**Stored data:**

|---|

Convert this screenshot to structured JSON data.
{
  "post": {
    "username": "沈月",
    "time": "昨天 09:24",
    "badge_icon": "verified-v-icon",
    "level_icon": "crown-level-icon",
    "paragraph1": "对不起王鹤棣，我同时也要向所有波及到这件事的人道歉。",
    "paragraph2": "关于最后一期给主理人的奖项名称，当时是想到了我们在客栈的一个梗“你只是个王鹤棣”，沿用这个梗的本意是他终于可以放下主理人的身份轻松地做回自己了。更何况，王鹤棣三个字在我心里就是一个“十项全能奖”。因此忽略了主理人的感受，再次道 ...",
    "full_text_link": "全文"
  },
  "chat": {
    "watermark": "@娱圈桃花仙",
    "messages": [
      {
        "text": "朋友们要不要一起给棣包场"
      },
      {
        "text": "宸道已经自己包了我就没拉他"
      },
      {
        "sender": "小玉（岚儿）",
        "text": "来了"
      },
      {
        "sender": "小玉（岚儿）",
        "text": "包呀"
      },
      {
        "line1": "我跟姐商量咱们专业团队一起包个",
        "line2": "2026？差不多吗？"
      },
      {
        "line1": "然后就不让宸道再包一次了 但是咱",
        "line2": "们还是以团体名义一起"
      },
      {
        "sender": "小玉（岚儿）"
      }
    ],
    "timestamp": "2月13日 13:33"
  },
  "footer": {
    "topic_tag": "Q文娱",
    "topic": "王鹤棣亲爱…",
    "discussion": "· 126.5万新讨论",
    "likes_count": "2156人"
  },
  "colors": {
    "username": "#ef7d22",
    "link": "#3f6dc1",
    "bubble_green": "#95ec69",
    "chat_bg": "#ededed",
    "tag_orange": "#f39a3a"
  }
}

|---|

**Description of the task:** Give every line of the material again, exactly as it reads.

**Solution to this task:**
Convert this screenshot to structured JSON data.
{
  "post": {
    "username": "沈月",
    "time": "昨天 09:24",
    "badge_icon": "verified-v-icon",
    "level_icon": "crown-level-icon",
    "paragraph1": "对不起王鹤棣，我同时也要向所有波及到这件事的人道歉。",
    "paragraph2": "关于最后一期给主理人的奖项名称，当时是想到了我们在客栈的一个梗“你只是个王鹤棣”，沿用这个梗的本意是他终于可以放下主理人的身份轻松地做回自己了。更何况，王鹤棣三个字在我心里就是一个“十项全能奖”。因此忽略了主理人的感受，再次道 ...",
    "full_text_link": "全文"
  },
  "chat": {
    "watermark": "@娱圈桃花仙",
    "messages": [
      {
        "text": "朋友们要不要一起给棣包场"
      },
      {
        "text": "宸道已经自己包了我就没拉他"
      },
      {
        "sender": "小玉（岚儿）",
        "text": "来了"
      },
      {
        "sender": "小玉（岚儿）",
        "text": "包呀"
      },
      {
        "line1": "我跟姐商量咱们专业团队一起包个",
        "line2": "2026？差不多吗？"
      },
      {
        "line1": "然后就不让宸道再包一次了 但是咱",
        "line2": "们还是以团体名义一起"
      },
      {
        "sender": "小玉（岚儿）"
      }
    ],
    "timestamp": "2月13日 13:33"
  },
  "footer": {
    "topic_tag": "Q文娱",
    "topic": "王鹤棣亲爱…",
    "discussion": "· 126.5万新讨论",
    "likes_count": "2156人"
  },
  "colors": {
    "username": "#ef7d22",
    "link": "#3f6dc1",
    "bubble_green": "#95ec69",
    "chat_bg": "#ededed",
    "tag_orange": "#f39a3a"
  }
}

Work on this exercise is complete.